-- START OF DATA EXCERPTS --

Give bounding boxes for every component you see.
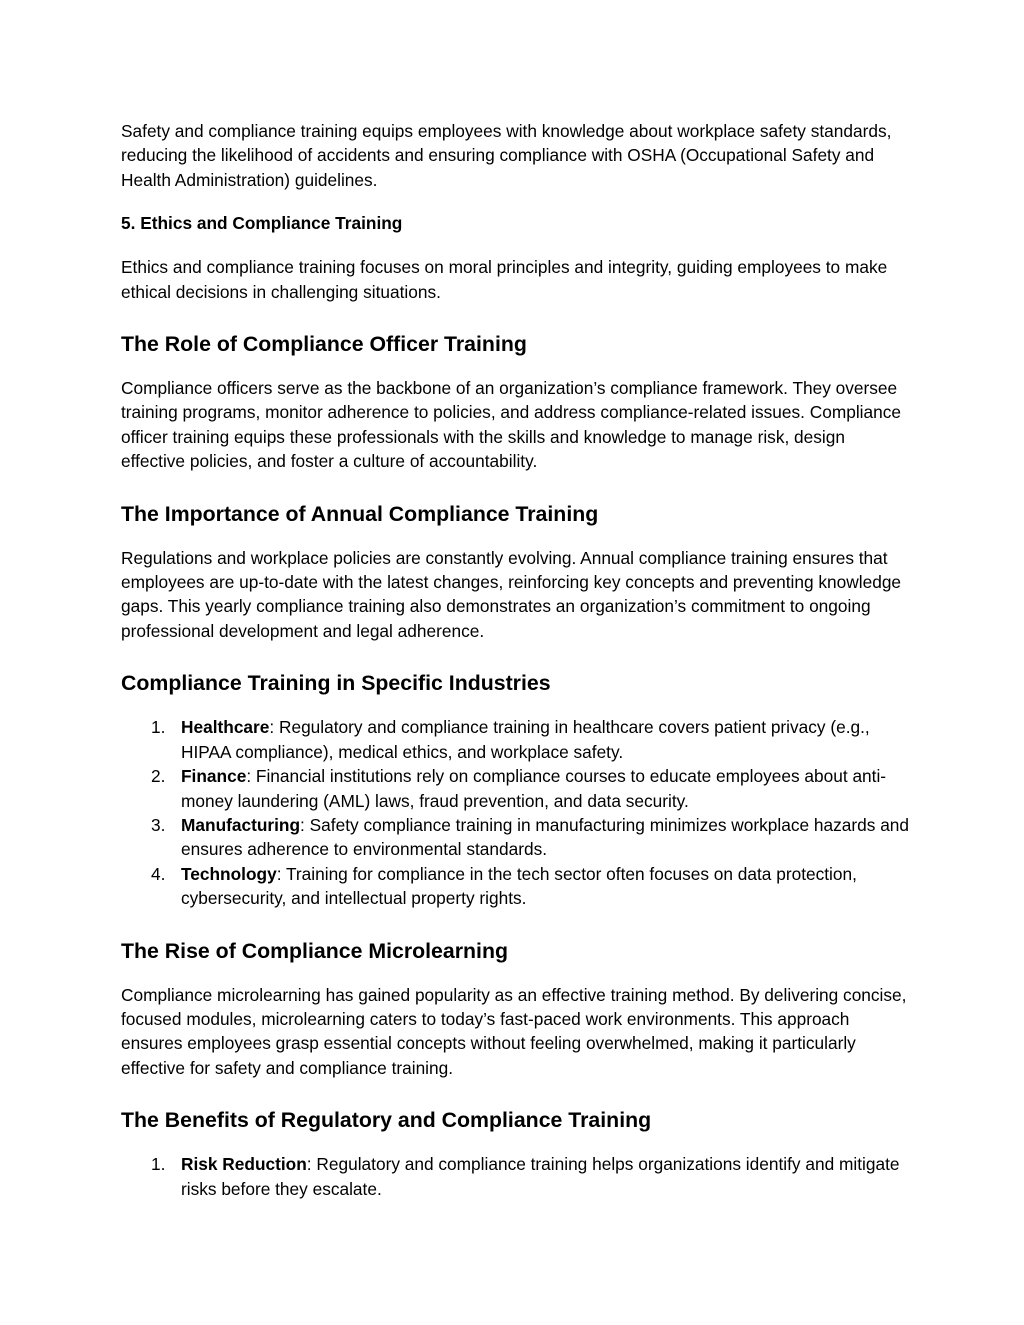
intro-paragraph: Safety and compliance training equips employees with knowledge about workplace safety standards, reducing the likelihood of accidents and ensuring compliance with OSHA (Occupational Safety and Health Administration) guidelines. — [121, 121, 892, 190]
industries-heading: Compliance Training in Specific Industries — [121, 671, 551, 696]
list-item — [121, 715, 911, 764]
list-number: 4. — [151, 863, 166, 884]
list-text: : Financial institutions rely on compliance courses to educate employees about anti-money laundering (AML) laws, fraud prevention, and data security. — [181, 766, 887, 811]
ethics-paragraph: Ethics and compliance training focuses on moral principles and integrity, guiding employees to make ethical decisions in challenging situations. — [121, 257, 888, 302]
microlearning-paragraph: Compliance microlearning has gained popularity as an effective training method. By delivering concise, focused modules, microlearning caters to today’s fast-paced work environments. This approach ensures employees grasp essential concepts without feeling overwhelmed, making it particularly effective for safety and compliance training. — [121, 984, 907, 1078]
list-term: Finance — [181, 766, 247, 787]
list-term: Healthcare — [181, 717, 270, 738]
officer-heading: The Role of Compliance Officer Training — [121, 332, 527, 357]
list-text: : Regulatory and compliance training in healthcare covers patient privacy (e.g., HIPAA compliance), medical ethics, and workplace safety. — [181, 717, 870, 762]
list-text: : Training for compliance in the tech sector often focuses on data protection, cybersecurity, and intellectual property rights. — [181, 863, 857, 909]
benefits-list — [121, 1152, 911, 1201]
list-term: Technology — [181, 863, 277, 884]
annual-paragraph: Regulations and workplace policies are constantly evolving. Annual compliance training ensures that employees are up-to-date with the latest changes, reinforcing key concepts and preventing knowledge gaps. This yearly compliance training also demonstrates an organization’s commitment to ongoing professional development and legal adherence. — [121, 547, 902, 641]
list-number: 3. — [151, 814, 166, 835]
annual-heading: The Importance of Annual Compliance Training — [121, 501, 599, 526]
list-number: 1. — [151, 717, 166, 738]
microlearning-heading: The Rise of Compliance Microlearning — [121, 938, 508, 963]
industries-list — [121, 715, 911, 910]
list-text: : Regulatory and compliance training helps organizations identify and mitigate risks before they escalate. — [181, 1154, 900, 1199]
list-text: : Safety compliance training in manufacturing minimizes workplace hazards and ensures adherence to environmental standards. — [181, 814, 910, 860]
list-item — [121, 862, 911, 911]
ethics-heading: 5. Ethics and Compliance Training — [121, 213, 403, 234]
benefits-heading: The Benefits of Regulatory and Compliance Training — [121, 1108, 652, 1133]
list-number: 1. — [151, 1154, 166, 1175]
officer-paragraph: Compliance officers serve as the backbone of an organization’s compliance framework. They oversee training programs, monitor adherence to policies, and address compliance-related issues. Compliance officer training equips these professionals with the skills and knowledge to manage risk, design effective policies, and foster a culture of accountability. — [121, 378, 901, 472]
list-term: Manufacturing — [181, 814, 301, 835]
list-number: 2. — [151, 766, 166, 787]
list-term: Risk Reduction — [181, 1154, 307, 1175]
list-item — [121, 813, 911, 862]
list-item — [121, 1152, 911, 1201]
list-item — [121, 764, 911, 813]
document-page — [121, 119, 911, 1201]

-- END OF DATA EXCERPTS --

» YOUR GOAL
Count the rows that contain the word "equips", and reply with the number only.

» EXERCISE OUTPUT
2